#### Problem to solve
Pictures do not belong in the copy; transcribe everything else in the records exactly.

==== Supplied material ====

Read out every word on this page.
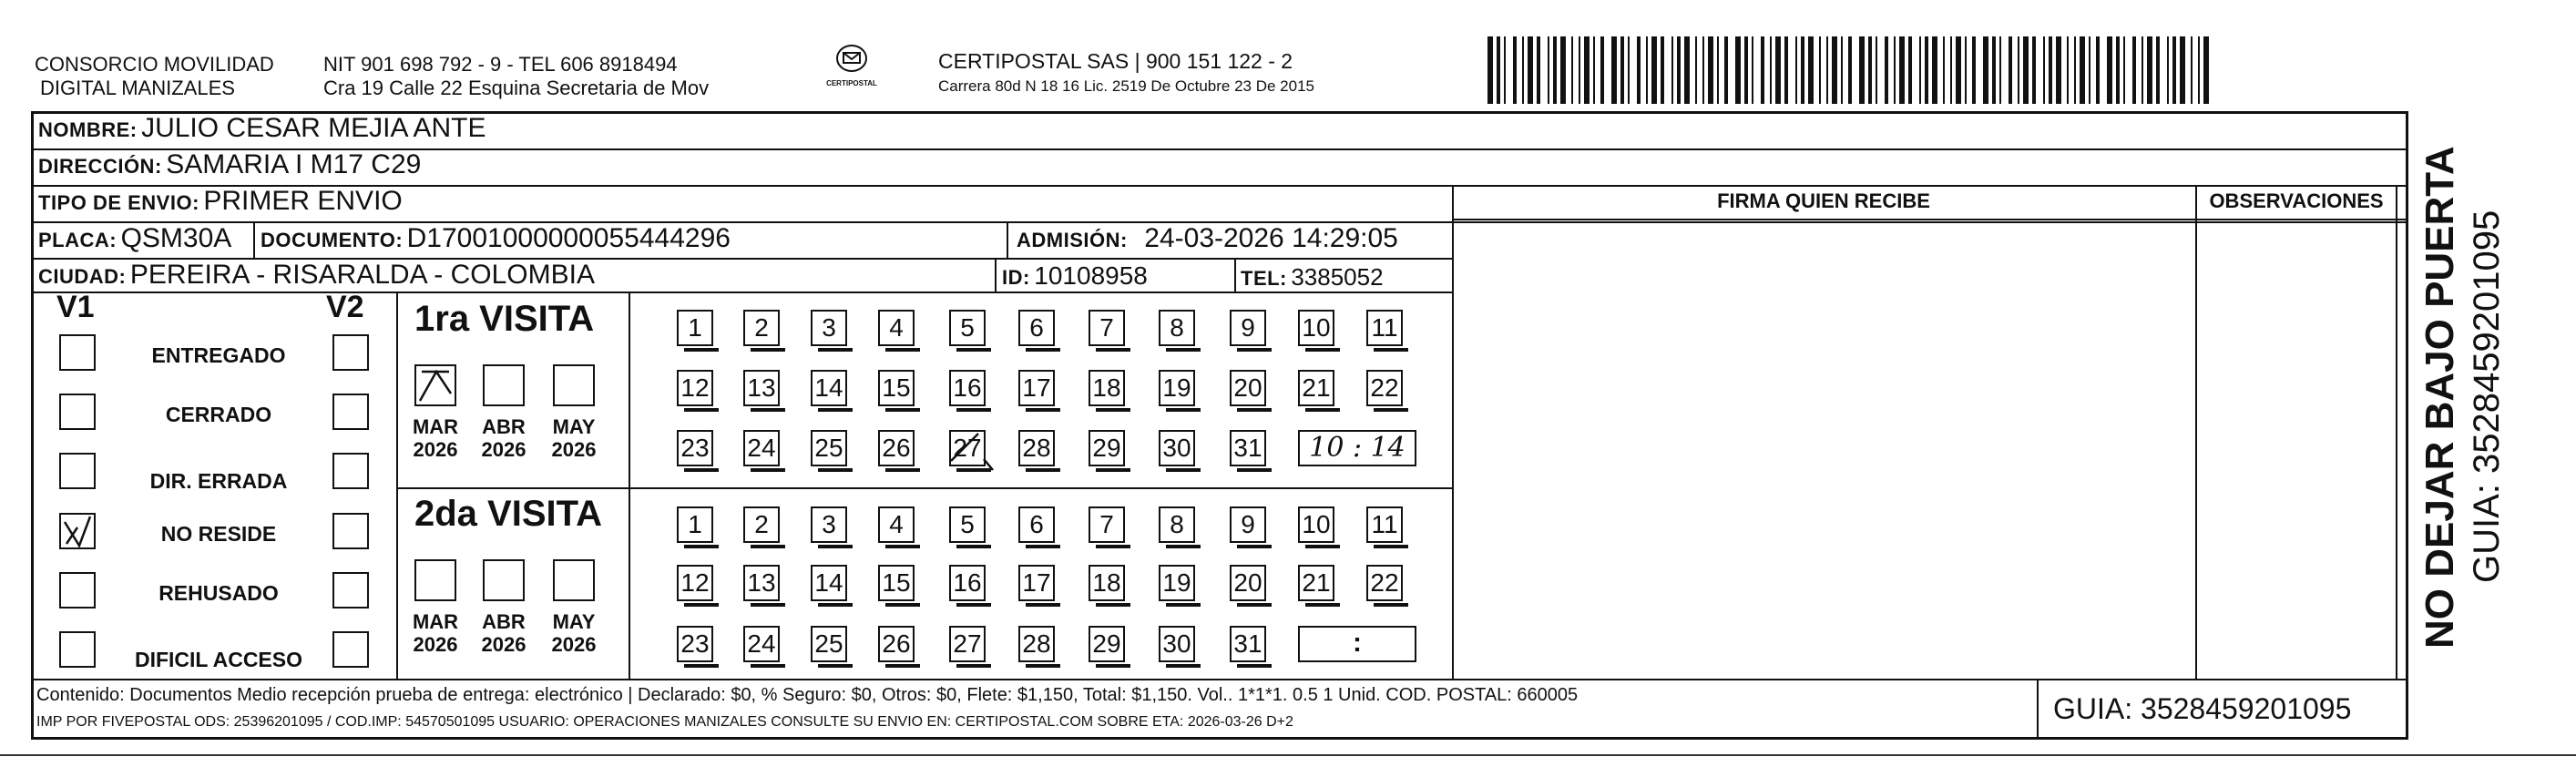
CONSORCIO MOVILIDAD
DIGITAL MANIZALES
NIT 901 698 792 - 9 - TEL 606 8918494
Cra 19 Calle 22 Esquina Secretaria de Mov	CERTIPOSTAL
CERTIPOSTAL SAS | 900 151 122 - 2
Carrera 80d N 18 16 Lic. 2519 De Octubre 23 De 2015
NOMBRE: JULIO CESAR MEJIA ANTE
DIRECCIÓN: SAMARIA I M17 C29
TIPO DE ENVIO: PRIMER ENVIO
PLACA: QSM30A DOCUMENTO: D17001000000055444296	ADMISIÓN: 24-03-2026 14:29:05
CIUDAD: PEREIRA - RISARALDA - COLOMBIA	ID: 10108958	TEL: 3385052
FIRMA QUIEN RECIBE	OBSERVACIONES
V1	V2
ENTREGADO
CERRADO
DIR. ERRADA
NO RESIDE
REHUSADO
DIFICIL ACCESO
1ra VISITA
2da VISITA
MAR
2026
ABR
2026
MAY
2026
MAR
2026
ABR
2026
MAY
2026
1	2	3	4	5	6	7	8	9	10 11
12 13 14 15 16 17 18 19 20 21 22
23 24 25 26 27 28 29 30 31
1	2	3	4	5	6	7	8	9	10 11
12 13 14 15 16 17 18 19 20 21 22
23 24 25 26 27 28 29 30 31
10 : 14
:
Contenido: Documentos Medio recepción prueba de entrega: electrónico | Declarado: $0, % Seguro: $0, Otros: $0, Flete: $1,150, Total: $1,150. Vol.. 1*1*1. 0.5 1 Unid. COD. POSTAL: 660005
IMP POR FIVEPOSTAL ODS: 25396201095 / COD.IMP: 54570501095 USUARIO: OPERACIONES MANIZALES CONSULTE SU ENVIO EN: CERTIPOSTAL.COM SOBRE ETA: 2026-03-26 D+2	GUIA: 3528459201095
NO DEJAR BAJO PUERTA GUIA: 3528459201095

====

#### Answer for the task
Read out every word on this page.
CONSORCIO MOVILIDAD
DIGITAL MANIZALES
NIT 901 698 792 - 9 - TEL 606 8918494
Cra 19 Calle 22 Esquina Secretaria de Mov	CERTIPOSTAL
CERTIPOSTAL SAS | 900 151 122 - 2
Carrera 80d N 18 16 Lic. 2519 De Octubre 23 De 2015
NOMBRE: JULIO CESAR MEJIA ANTE
DIRECCIÓN: SAMARIA I M17 C29
TIPO DE ENVIO: PRIMER ENVIO
PLACA: QSM30A DOCUMENTO: D17001000000055444296	ADMISIÓN: 24-03-2026 14:29:05
CIUDAD: PEREIRA - RISARALDA - COLOMBIA	ID: 10108958	TEL: 3385052
FIRMA QUIEN RECIBE	OBSERVACIONES
V1	V2
ENTREGADO
CERRADO
DIR. ERRADA
NO RESIDE
REHUSADO
DIFICIL ACCESO
1ra VISITA
2da VISITA
MAR
2026
ABR
2026
MAY
2026
MAR
2026
ABR
2026
MAY
2026
1	2	3	4	5	6	7	8	9	10 11
12 13 14 15 16 17 18 19 20 21 22
23 24 25 26 27 28 29 30 31
1	2	3	4	5	6	7	8	9	10 11
12 13 14 15 16 17 18 19 20 21 22
23 24 25 26 27 28 29 30 31
10 : 14
:
Contenido: Documentos Medio recepción prueba de entrega: electrónico | Declarado: $0, % Seguro: $0, Otros: $0, Flete: $1,150, Total: $1,150. Vol.. 1*1*1. 0.5 1 Unid. COD. POSTAL: 660005
IMP POR FIVEPOSTAL ODS: 25396201095 / COD.IMP: 54570501095 USUARIO: OPERACIONES MANIZALES CONSULTE SU ENVIO EN: CERTIPOSTAL.COM SOBRE ETA: 2026-03-26 D+2	GUIA: 3528459201095
NO DEJAR BAJO PUERTA GUIA: 3528459201095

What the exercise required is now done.